* Yapılacaklar
a – Cuma mesajları yazısına göre bir aslan, antilop sürüsüne saldıracağı zaman hangi hedefi seçer?
b – Cuma mesajları yazısının devamını yazın.

* Alıntı

----------

Gökdelen değil, Cuma mesajı

Siteler, site yaşantısı, apartmanlar, kaybolan komşuluk, gökdelenler, plaza insanları, TOKİ, ah TOKİ, vah TOKİ…
Siteler, site yaşantısı, apartmanlar, kaybolan komşuluk, gökdelenler, plaza insanları, TOKİ, ah TOKİ, vah TOKİ…

Görsele baktın Allah diyor, Cuma ise Cuma yazıyor, bet bir yeşilin üzerinde yanıp sönen yapay kırmızı bir gül var. “Oooo gül varsa iyidir.” Akla Peygamber geldi. Çözünürlüğü düşük. Tasarımına bakarken gözlerin kanıyor, ama olsun. Allah var, Peygamber akla geldi, Cuma falan diyor. Paylaş gitsin. Amaç hâsıl oldu. Dostlar alışverişte gördü.

Her şey, hepsi, gözüne hoş gelmeyenlerin tamamı Cuma ve bayram mesajları yüzünden oldu.

***

Sanırım bugün modern çağ ile ilgili konuşurken ağzımızı açtığımızda ilk yakınacağımız şey; gökdelenler ve mimari özelinde kentleşme olacaktır.

Siteler, site yaşantısı, apartmanlar, kaybolan komşuluk, gökdelenler, plaza insanları, TOKİ, ah TOKİ, vah TOKİ…

Tüm genellemeler gibi bunun da yanlışı vardır elbet, ama acımadan genelleyelim: İlk hedef, hep yanlış hedeftir. Daha doğrusu hayvanidir aslında. Mesela bir aslan bir antilop sürüsüne saldıracak olsa, en zayıf, en sağlıksız, en kolay olan hedefi tercih eder. Peki, biz bir sorundan bahsederken, avlanıyor muyuz? Ya da biz besin piramidinin en üstündeki etçil miyiz? Medeniyet tasavvuru ya da mimari estetik derken, Serengeti kırsalındaki bir hayvandan farkımız olmaması gücümüze gitmiyor mu? Gitmeli.

----------

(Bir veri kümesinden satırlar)
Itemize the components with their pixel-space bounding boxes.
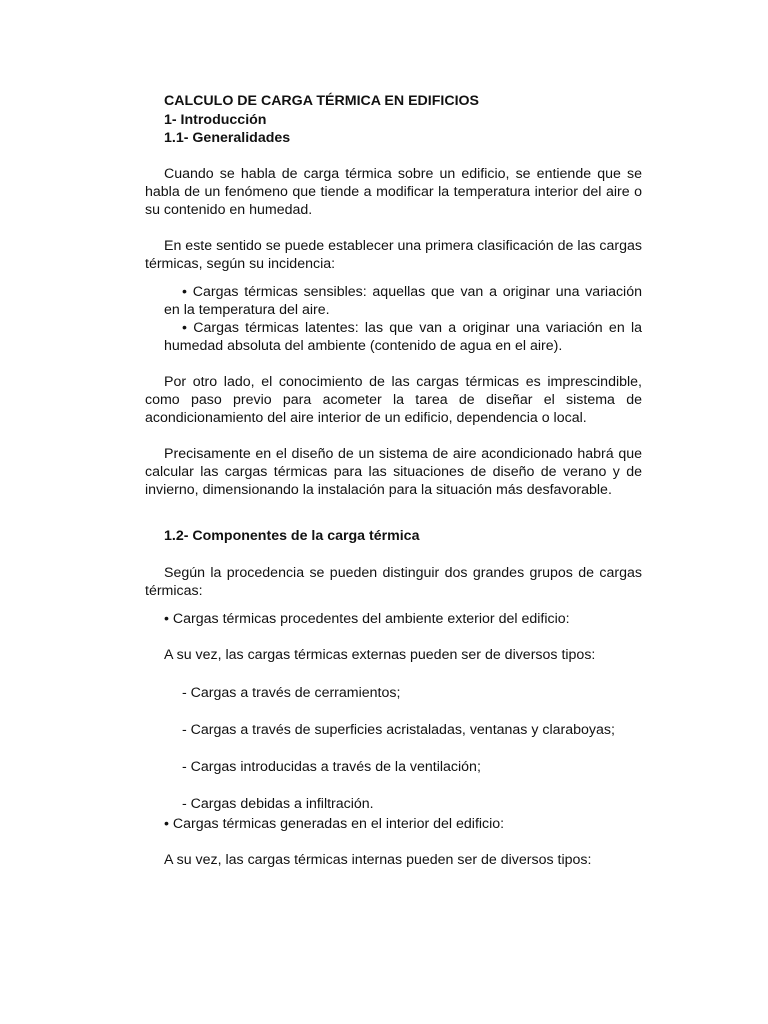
list-item-acristaladas: - Cargas a través de superficies acristaladas, ventanas y claraboyas;: [182, 721, 615, 738]
section-heading-generalidades: 1.1- Generalidades: [164, 130, 291, 146]
bullet-internal-loads: • Cargas térmicas generadas en el interior del edificio:: [164, 815, 505, 832]
paragraph-internal-types: A su vez, las cargas térmicas internas pueden ser de diversos tipos:: [164, 851, 592, 868]
list-item-infiltracion: - Cargas debidas a infiltración.: [182, 795, 374, 812]
bullet-latent-loads: • Cargas térmicas latentes: las que van a originar una variación en la humedad absoluta del ambiente (contenido de agua en el aire).: [164, 319, 642, 354]
list-item-ventilacion: - Cargas introducidas a través de la ventilación;: [182, 758, 481, 775]
paragraph-knowledge: Por otro lado, el conocimiento de las cargas térmicas es imprescindible, como paso previo para acometer la tarea de diseñar el sistema de acondicionamiento del aire interior de un edificio, dependencia o local.: [145, 373, 642, 426]
paragraph-origin: Según la procedencia se pueden distinguir dos grandes grupos de cargas térmicas:: [145, 564, 642, 599]
document-title: CALCULO DE CARGA TÉRMICA EN EDIFICIOS: [164, 93, 480, 109]
document-page: [145, 92, 642, 869]
paragraph-definition: Cuando se habla de carga térmica sobre un edificio, se entiende que se habla de un fenómeno que tiende a modificar la temperatura interior del aire o su contenido en humedad.: [145, 165, 642, 218]
section-heading-componentes: 1.2- Componentes de la carga térmica: [164, 527, 420, 544]
paragraph-classification: En este sentido se puede establecer una primera clasificación de las cargas térmicas, según su incidencia:: [145, 237, 642, 272]
paragraph-external-types: A su vez, las cargas térmicas externas pueden ser de diversos tipos:: [164, 646, 596, 663]
section-heading-introduccion: 1- Introducción: [164, 111, 267, 128]
list-item-cerramientos: - Cargas a través de cerramientos;: [182, 684, 401, 701]
bullet-external-loads: • Cargas térmicas procedentes del ambiente exterior del edificio:: [164, 610, 570, 627]
bullet-sensible-loads: • Cargas térmicas sensibles: aquellas que van a originar una variación en la temperatura del aire.: [164, 283, 642, 318]
paragraph-design: Precisamente en el diseño de un sistema de aire acondicionado habrá que calcular las cargas térmicas para las situaciones de diseño de verano y de invierno, dimensionando la instalación para la situación más desfavorable.: [145, 445, 642, 498]
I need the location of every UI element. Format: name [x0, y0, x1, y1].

----------

* Görev Cevapları
a – En zayıf, en sağlıksız ve en kolay hedefi seçer.

b –
Apartmanlarda oturup, plazalarda çalışıp, ev kredisi öderken şehircilik falan eleştiremeyiz. Bir yandan sobaya odun atıp, bir yandan sıcaktan şikâyet etmek gibi bir şey bu.

Hadi ama… Siz de boş boş konuşmalardan bıkmadınız mı? Basit olana değil de, sorunun kökenine odaklanma zamanımız gelmedi mi?

Ben artık kimsenin “medeniyet tasavvurumuz şudur, gökdelenler böyle kötüdür, TOKİ öyle kakadır” demesine katlanamıyorum. Farkında değil misiniz? Bu konuşmalar bizi hiçbir yere götürmüyor. Laf söyledi balkabağı. Sorarlarsa, söyledim demek için, söylenmiş sözler bunlar. Hiçbir yaraya derman olmayan, plasebolar.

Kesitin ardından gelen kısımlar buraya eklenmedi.